Task brief ▸ Go through the records and copy each line where the word "воду" occurs.

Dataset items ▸
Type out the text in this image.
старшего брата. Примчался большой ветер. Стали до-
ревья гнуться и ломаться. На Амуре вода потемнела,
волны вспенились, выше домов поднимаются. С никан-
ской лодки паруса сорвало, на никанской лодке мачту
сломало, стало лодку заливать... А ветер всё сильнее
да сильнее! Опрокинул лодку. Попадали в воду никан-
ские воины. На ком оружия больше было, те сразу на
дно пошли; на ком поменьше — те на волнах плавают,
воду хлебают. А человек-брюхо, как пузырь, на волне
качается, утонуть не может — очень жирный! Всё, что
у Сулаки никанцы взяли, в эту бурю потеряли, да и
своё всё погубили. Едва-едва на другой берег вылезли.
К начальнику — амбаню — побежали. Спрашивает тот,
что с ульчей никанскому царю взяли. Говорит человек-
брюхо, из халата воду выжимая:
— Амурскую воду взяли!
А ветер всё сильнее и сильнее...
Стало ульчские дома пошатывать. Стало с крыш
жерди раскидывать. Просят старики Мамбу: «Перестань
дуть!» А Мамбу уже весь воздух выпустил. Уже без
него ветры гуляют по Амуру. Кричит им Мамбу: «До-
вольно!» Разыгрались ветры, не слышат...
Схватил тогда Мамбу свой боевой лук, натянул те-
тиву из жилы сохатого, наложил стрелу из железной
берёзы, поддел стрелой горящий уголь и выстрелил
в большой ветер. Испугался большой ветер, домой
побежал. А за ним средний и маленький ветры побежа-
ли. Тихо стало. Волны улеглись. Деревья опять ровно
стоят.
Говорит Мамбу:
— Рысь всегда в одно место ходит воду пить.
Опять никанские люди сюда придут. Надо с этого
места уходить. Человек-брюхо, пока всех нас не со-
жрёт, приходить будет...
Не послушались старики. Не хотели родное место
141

Solution below ▸
да сильнее! Опрокинул лодку. Попадали в воду никан-
воду хлебают. А человек-брюхо, как пузырь, на волне
брюхо, из халата воду выжимая:
— Амурскую воду взяли!
— Рысь всегда в одно место ходит воду пить.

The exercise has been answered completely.